WHAT IS ASKED:
Write the data out again in full, with no departure from the original.
___ TASK MATERIAL
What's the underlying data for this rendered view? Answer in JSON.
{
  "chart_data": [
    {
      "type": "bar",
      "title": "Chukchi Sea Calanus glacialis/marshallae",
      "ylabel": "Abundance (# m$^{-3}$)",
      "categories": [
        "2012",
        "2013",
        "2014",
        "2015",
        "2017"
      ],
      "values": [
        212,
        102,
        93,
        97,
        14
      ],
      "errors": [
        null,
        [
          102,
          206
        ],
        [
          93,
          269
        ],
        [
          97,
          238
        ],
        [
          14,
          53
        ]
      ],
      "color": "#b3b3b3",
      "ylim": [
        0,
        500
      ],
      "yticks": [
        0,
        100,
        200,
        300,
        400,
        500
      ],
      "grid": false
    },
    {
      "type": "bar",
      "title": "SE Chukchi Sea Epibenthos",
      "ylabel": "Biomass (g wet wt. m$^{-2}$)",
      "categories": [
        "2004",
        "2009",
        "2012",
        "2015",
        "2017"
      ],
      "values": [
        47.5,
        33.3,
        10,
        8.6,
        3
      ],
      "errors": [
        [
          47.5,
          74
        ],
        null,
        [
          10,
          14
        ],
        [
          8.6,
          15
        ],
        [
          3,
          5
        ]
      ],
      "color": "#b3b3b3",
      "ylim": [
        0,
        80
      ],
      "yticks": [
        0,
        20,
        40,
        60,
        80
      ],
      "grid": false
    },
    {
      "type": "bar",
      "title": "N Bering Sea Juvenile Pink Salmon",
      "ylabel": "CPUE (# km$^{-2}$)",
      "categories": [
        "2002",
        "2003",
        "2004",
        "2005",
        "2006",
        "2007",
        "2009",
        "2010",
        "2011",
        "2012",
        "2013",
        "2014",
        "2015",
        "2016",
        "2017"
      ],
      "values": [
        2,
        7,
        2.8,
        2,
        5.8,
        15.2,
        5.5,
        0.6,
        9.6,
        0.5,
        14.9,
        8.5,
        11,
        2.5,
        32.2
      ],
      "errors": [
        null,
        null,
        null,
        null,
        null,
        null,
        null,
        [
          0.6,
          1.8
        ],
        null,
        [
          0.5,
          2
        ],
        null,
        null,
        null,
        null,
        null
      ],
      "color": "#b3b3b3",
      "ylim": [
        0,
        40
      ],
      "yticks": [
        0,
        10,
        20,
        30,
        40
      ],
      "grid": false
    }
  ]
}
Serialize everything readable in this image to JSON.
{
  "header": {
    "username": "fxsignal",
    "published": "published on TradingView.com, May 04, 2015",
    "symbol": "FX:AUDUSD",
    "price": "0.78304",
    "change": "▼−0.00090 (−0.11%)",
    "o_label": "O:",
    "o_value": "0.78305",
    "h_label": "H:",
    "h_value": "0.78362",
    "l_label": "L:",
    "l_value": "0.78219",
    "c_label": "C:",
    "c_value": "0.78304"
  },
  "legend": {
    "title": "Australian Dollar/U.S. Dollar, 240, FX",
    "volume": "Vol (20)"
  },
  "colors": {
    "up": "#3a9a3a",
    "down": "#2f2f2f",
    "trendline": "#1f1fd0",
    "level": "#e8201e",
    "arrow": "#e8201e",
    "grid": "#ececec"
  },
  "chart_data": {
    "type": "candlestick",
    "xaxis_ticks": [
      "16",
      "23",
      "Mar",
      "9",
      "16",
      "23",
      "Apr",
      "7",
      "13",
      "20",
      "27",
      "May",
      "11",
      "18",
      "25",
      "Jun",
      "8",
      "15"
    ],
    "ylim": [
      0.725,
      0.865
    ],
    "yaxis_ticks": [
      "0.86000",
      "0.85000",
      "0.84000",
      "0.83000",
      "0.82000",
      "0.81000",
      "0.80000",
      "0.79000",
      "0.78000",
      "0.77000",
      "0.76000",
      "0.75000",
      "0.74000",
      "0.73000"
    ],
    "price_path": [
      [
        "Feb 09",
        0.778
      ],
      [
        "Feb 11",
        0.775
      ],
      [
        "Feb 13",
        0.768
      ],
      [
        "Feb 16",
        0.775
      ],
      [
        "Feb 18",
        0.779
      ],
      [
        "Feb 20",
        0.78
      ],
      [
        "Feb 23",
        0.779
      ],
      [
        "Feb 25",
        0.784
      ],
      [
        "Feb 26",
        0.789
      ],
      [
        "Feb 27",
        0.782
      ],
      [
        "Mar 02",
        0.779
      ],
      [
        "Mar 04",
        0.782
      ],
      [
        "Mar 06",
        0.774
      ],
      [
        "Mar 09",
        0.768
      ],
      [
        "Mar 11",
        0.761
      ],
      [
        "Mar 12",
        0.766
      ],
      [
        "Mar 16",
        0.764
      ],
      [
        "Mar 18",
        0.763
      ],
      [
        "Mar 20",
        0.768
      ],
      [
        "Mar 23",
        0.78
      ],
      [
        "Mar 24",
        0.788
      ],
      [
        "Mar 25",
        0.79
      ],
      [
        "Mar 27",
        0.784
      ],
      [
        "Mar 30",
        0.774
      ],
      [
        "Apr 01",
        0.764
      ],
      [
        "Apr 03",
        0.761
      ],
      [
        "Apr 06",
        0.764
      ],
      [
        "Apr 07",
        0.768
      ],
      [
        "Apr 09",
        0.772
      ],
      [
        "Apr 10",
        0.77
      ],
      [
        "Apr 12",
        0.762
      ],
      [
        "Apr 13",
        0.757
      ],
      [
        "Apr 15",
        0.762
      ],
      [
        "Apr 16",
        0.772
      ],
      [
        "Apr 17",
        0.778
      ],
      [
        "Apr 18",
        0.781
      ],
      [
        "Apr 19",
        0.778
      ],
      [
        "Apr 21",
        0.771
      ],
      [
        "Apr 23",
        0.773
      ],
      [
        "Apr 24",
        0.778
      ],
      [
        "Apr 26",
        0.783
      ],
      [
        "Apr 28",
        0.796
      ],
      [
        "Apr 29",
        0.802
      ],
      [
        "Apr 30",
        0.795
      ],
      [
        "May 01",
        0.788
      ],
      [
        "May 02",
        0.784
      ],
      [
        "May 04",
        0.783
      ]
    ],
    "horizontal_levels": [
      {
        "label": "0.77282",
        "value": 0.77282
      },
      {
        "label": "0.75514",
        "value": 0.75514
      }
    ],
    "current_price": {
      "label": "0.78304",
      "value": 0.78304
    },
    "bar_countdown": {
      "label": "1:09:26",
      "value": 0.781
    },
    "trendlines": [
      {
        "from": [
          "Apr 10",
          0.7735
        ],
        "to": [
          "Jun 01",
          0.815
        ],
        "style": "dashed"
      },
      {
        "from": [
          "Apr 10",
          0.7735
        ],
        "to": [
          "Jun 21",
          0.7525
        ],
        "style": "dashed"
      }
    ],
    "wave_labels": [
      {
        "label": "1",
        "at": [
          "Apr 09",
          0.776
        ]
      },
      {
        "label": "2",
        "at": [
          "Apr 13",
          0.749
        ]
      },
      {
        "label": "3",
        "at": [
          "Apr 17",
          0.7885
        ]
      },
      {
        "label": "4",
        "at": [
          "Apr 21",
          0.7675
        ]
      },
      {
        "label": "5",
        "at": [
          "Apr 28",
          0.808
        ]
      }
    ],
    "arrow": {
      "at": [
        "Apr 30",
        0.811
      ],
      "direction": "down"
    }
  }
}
______
FINISHED EXERCISE:
What's the underlying data for this rendered view? Answer in JSON.
{
  "chart_data": [
    {
      "type": "bar",
      "title": "Chukchi Sea Calanus glacialis/marshallae",
      "ylabel": "Abundance (# m$^{-3}$)",
      "categories": [
        "2012",
        "2013",
        "2014",
        "2015",
        "2017"
      ],
      "values": [
        212,
        102,
        93,
        97,
        14
      ],
      "errors": [
        null,
        [
          102,
          206
        ],
        [
          93,
          269
        ],
        [
          97,
          238
        ],
        [
          14,
          53
        ]
      ],
      "color": "#b3b3b3",
      "ylim": [
        0,
        500
      ],
      "yticks": [
        0,
        100,
        200,
        300,
        400,
        500
      ],
      "grid": false
    },
    {
      "type": "bar",
      "title": "SE Chukchi Sea Epibenthos",
      "ylabel": "Biomass (g wet wt. m$^{-2}$)",
      "categories": [
        "2004",
        "2009",
        "2012",
        "2015",
        "2017"
      ],
      "values": [
        47.5,
        33.3,
        10,
        8.6,
        3
      ],
      "errors": [
        [
          47.5,
          74
        ],
        null,
        [
          10,
          14
        ],
        [
          8.6,
          15
        ],
        [
          3,
          5
        ]
      ],
      "color": "#b3b3b3",
      "ylim": [
        0,
        80
      ],
      "yticks": [
        0,
        20,
        40,
        60,
        80
      ],
      "grid": false
    },
    {
      "type": "bar",
      "title": "N Bering Sea Juvenile Pink Salmon",
      "ylabel": "CPUE (# km$^{-2}$)",
      "categories": [
        "2002",
        "2003",
        "2004",
        "2005",
        "2006",
        "2007",
        "2009",
        "2010",
        "2011",
        "2012",
        "2013",
        "2014",
        "2015",
        "2016",
        "2017"
      ],
      "values": [
        2,
        7,
        2.8,
        2,
        5.8,
        15.2,
        5.5,
        0.6,
        9.6,
        0.5,
        14.9,
        8.5,
        11,
        2.5,
        32.2
      ],
      "errors": [
        null,
        null,
        null,
        null,
        null,
        null,
        null,
        [
          0.6,
          1.8
        ],
        null,
        [
          0.5,
          2
        ],
        null,
        null,
        null,
        null,
        null
      ],
      "color": "#b3b3b3",
      "ylim": [
        0,
        40
      ],
      "yticks": [
        0,
        10,
        20,
        30,
        40
      ],
      "grid": false
    }
  ]
}
Serialize everything readable in this image to JSON.
{
  "header": {
    "username": "fxsignal",
    "published": "published on TradingView.com, May 04, 2015",
    "symbol": "FX:AUDUSD",
    "price": "0.78304",
    "change": "▼−0.00090 (−0.11%)",
    "o_label": "O:",
    "o_value": "0.78305",
    "h_label": "H:",
    "h_value": "0.78362",
    "l_label": "L:",
    "l_value": "0.78219",
    "c_label": "C:",
    "c_value": "0.78304"
  },
  "legend": {
    "title": "Australian Dollar/U.S. Dollar, 240, FX",
    "volume": "Vol (20)"
  },
  "colors": {
    "up": "#3a9a3a",
    "down": "#2f2f2f",
    "trendline": "#1f1fd0",
    "level": "#e8201e",
    "arrow": "#e8201e",
    "grid": "#ececec"
  },
  "chart_data": {
    "type": "candlestick",
    "xaxis_ticks": [
      "16",
      "23",
      "Mar",
      "9",
      "16",
      "23",
      "Apr",
      "7",
      "13",
      "20",
      "27",
      "May",
      "11",
      "18",
      "25",
      "Jun",
      "8",
      "15"
    ],
    "ylim": [
      0.725,
      0.865
    ],
    "yaxis_ticks": [
      "0.86000",
      "0.85000",
      "0.84000",
      "0.83000",
      "0.82000",
      "0.81000",
      "0.80000",
      "0.79000",
      "0.78000",
      "0.77000",
      "0.76000",
      "0.75000",
      "0.74000",
      "0.73000"
    ],
    "price_path": [
      [
        "Feb 09",
        0.778
      ],
      [
        "Feb 11",
        0.775
      ],
      [
        "Feb 13",
        0.768
      ],
      [
        "Feb 16",
        0.775
      ],
      [
        "Feb 18",
        0.779
      ],
      [
        "Feb 20",
        0.78
      ],
      [
        "Feb 23",
        0.779
      ],
      [
        "Feb 25",
        0.784
      ],
      [
        "Feb 26",
        0.789
      ],
      [
        "Feb 27",
        0.782
      ],
      [
        "Mar 02",
        0.779
      ],
      [
        "Mar 04",
        0.782
      ],
      [
        "Mar 06",
        0.774
      ],
      [
        "Mar 09",
        0.768
      ],
      [
        "Mar 11",
        0.761
      ],
      [
        "Mar 12",
        0.766
      ],
      [
        "Mar 16",
        0.764
      ],
      [
        "Mar 18",
        0.763
      ],
      [
        "Mar 20",
        0.768
      ],
      [
        "Mar 23",
        0.78
      ],
      [
        "Mar 24",
        0.788
      ],
      [
        "Mar 25",
        0.79
      ],
      [
        "Mar 27",
        0.784
      ],
      [
        "Mar 30",
        0.774
      ],
      [
        "Apr 01",
        0.764
      ],
      [
        "Apr 03",
        0.761
      ],
      [
        "Apr 06",
        0.764
      ],
      [
        "Apr 07",
        0.768
      ],
      [
        "Apr 09",
        0.772
      ],
      [
        "Apr 10",
        0.77
      ],
      [
        "Apr 12",
        0.762
      ],
      [
        "Apr 13",
        0.757
      ],
      [
        "Apr 15",
        0.762
      ],
      [
        "Apr 16",
        0.772
      ],
      [
        "Apr 17",
        0.778
      ],
      [
        "Apr 18",
        0.781
      ],
      [
        "Apr 19",
        0.778
      ],
      [
        "Apr 21",
        0.771
      ],
      [
        "Apr 23",
        0.773
      ],
      [
        "Apr 24",
        0.778
      ],
      [
        "Apr 26",
        0.783
      ],
      [
        "Apr 28",
        0.796
      ],
      [
        "Apr 29",
        0.802
      ],
      [
        "Apr 30",
        0.795
      ],
      [
        "May 01",
        0.788
      ],
      [
        "May 02",
        0.784
      ],
      [
        "May 04",
        0.783
      ]
    ],
    "horizontal_levels": [
      {
        "label": "0.77282",
        "value": 0.77282
      },
      {
        "label": "0.75514",
        "value": 0.75514
      }
    ],
    "current_price": {
      "label": "0.78304",
      "value": 0.78304
    },
    "bar_countdown": {
      "label": "1:09:26",
      "value": 0.781
    },
    "trendlines": [
      {
        "from": [
          "Apr 10",
          0.7735
        ],
        "to": [
          "Jun 01",
          0.815
        ],
        "style": "dashed"
      },
      {
        "from": [
          "Apr 10",
          0.7735
        ],
        "to": [
          "Jun 21",
          0.7525
        ],
        "style": "dashed"
      }
    ],
    "wave_labels": [
      {
        "label": "1",
        "at": [
          "Apr 09",
          0.776
        ]
      },
      {
        "label": "2",
        "at": [
          "Apr 13",
          0.749
        ]
      },
      {
        "label": "3",
        "at": [
          "Apr 17",
          0.7885
        ]
      },
      {
        "label": "4",
        "at": [
          "Apr 21",
          0.7675
        ]
      },
      {
        "label": "5",
        "at": [
          "Apr 28",
          0.808
        ]
      }
    ],
    "arrow": {
      "at": [
        "Apr 30",
        0.811
      ],
      "direction": "down"
    }
  }
}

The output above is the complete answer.